> The request: Without the pictures, copy all the entries below exactly.

>> Begin Data to process

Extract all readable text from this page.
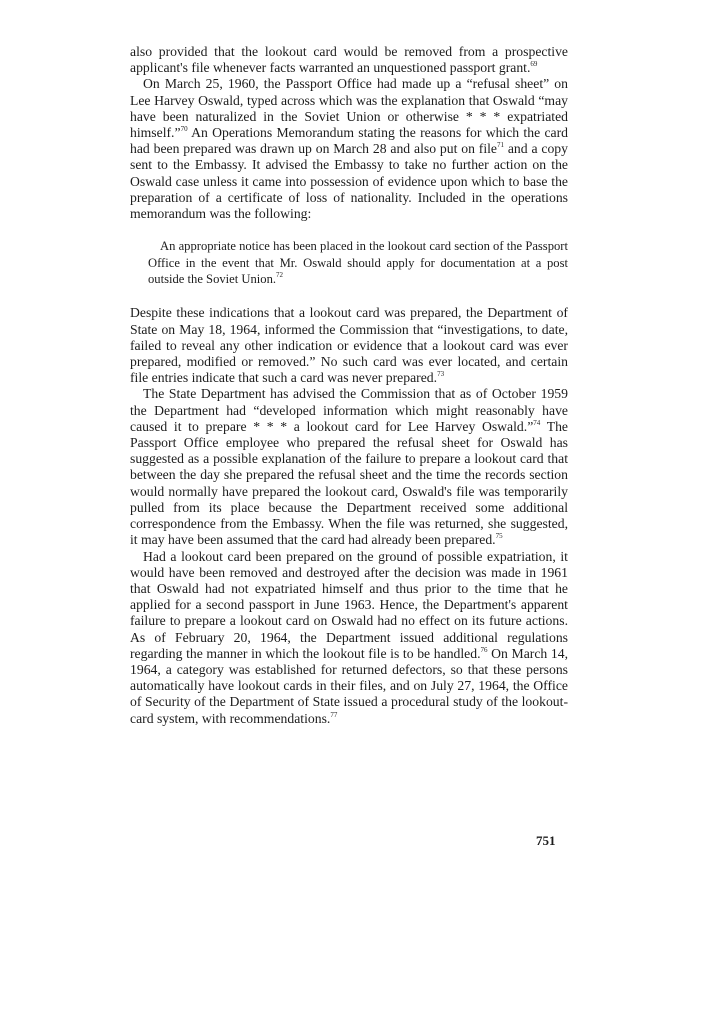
also provided that the lookout card would be removed from a prospective applicant's file whenever facts warranted an unquestioned passport grant.$^{69}$

On March 25, 1960, the Passport Office had made up a “refusal sheet” on Lee Harvey Oswald, typed across which was the explanation that Oswald “may have been naturalized in the Soviet Union or otherwise * * * expatriated himself.”$^{70}$ An Operations Memorandum stating the reasons for which the card had been prepared was drawn up on March 28 and also put on file$^{71}$ and a copy sent to the Embassy. It advised the Embassy to take no further action on the Oswald case unless it came into possession of evidence upon which to base the preparation of a certificate of loss of nationality. Included in the operations memorandum was the following:

An appropriate notice has been placed in the lookout card section of the Passport Office in the event that Mr. Oswald should apply for documentation at a post outside the Soviet Union.$^{72}$

Despite these indications that a lookout card was prepared, the Department of State on May 18, 1964, informed the Commission that “investigations, to date, failed to reveal any other indication or evidence that a lookout card was ever prepared, modified or removed.” No such card was ever located, and certain file entries indicate that such a card was never prepared.$^{73}$

The State Department has advised the Commission that as of October 1959 the Department had “developed information which might reasonably have caused it to prepare * * * a lookout card for Lee Harvey Oswald.”$^{74}$ The Passport Office employee who prepared the refusal sheet for Oswald has suggested as a possible explanation of the failure to prepare a lookout card that between the day she prepared the refusal sheet and the time the records section would normally have prepared the lookout card, Oswald's file was temporarily pulled from its place because the Department received some additional correspondence from the Embassy. When the file was returned, she suggested, it may have been assumed that the card had already been prepared.$^{75}$

Had a lookout card been prepared on the ground of possible expatriation, it would have been removed and destroyed after the decision was made in 1961 that Oswald had not expatriated himself and thus prior to the time that he applied for a second passport in June 1963. Hence, the Department's apparent failure to prepare a lookout card on Oswald had no effect on its future actions. As of February 20, 1964, the Department issued additional regulations regarding the manner in which the lookout file is to be handled.$^{76}$ On March 14, 1964, a category was established for returned defectors, so that these persons automatically have lookout cards in their files, and on July 27, 1964, the Office of Security of the Department of State issued a procedural study of the lookout-card system, with recommendations.$^{77}$

751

>> End Data to process

> Solution to the exercise:
Extract all readable text from this page.
also provided that the lookout card would be removed from a prospective applicant's file whenever facts warranted an unquestioned passport grant.$^{69}$

On March 25, 1960, the Passport Office had made up a “refusal sheet” on Lee Harvey Oswald, typed across which was the explanation that Oswald “may have been naturalized in the Soviet Union or otherwise * * * expatriated himself.”$^{70}$ An Operations Memorandum stating the reasons for which the card had been prepared was drawn up on March 28 and also put on file$^{71}$ and a copy sent to the Embassy. It advised the Embassy to take no further action on the Oswald case unless it came into possession of evidence upon which to base the preparation of a certificate of loss of nationality. Included in the operations memorandum was the following:

An appropriate notice has been placed in the lookout card section of the Passport Office in the event that Mr. Oswald should apply for documentation at a post outside the Soviet Union.$^{72}$

Despite these indications that a lookout card was prepared, the Department of State on May 18, 1964, informed the Commission that “investigations, to date, failed to reveal any other indication or evidence that a lookout card was ever prepared, modified or removed.” No such card was ever located, and certain file entries indicate that such a card was never prepared.$^{73}$

The State Department has advised the Commission that as of October 1959 the Department had “developed information which might reasonably have caused it to prepare * * * a lookout card for Lee Harvey Oswald.”$^{74}$ The Passport Office employee who prepared the refusal sheet for Oswald has suggested as a possible explanation of the failure to prepare a lookout card that between the day she prepared the refusal sheet and the time the records section would normally have prepared the lookout card, Oswald's file was temporarily pulled from its place because the Department received some additional correspondence from the Embassy. When the file was returned, she suggested, it may have been assumed that the card had already been prepared.$^{75}$

Had a lookout card been prepared on the ground of possible expatriation, it would have been removed and destroyed after the decision was made in 1961 that Oswald had not expatriated himself and thus prior to the time that he applied for a second passport in June 1963. Hence, the Department's apparent failure to prepare a lookout card on Oswald had no effect on its future actions. As of February 20, 1964, the Department issued additional regulations regarding the manner in which the lookout file is to be handled.$^{76}$ On March 14, 1964, a category was established for returned defectors, so that these persons automatically have lookout cards in their files, and on July 27, 1964, the Office of Security of the Department of State issued a procedural study of the lookout-card system, with recommendations.$^{77}$

751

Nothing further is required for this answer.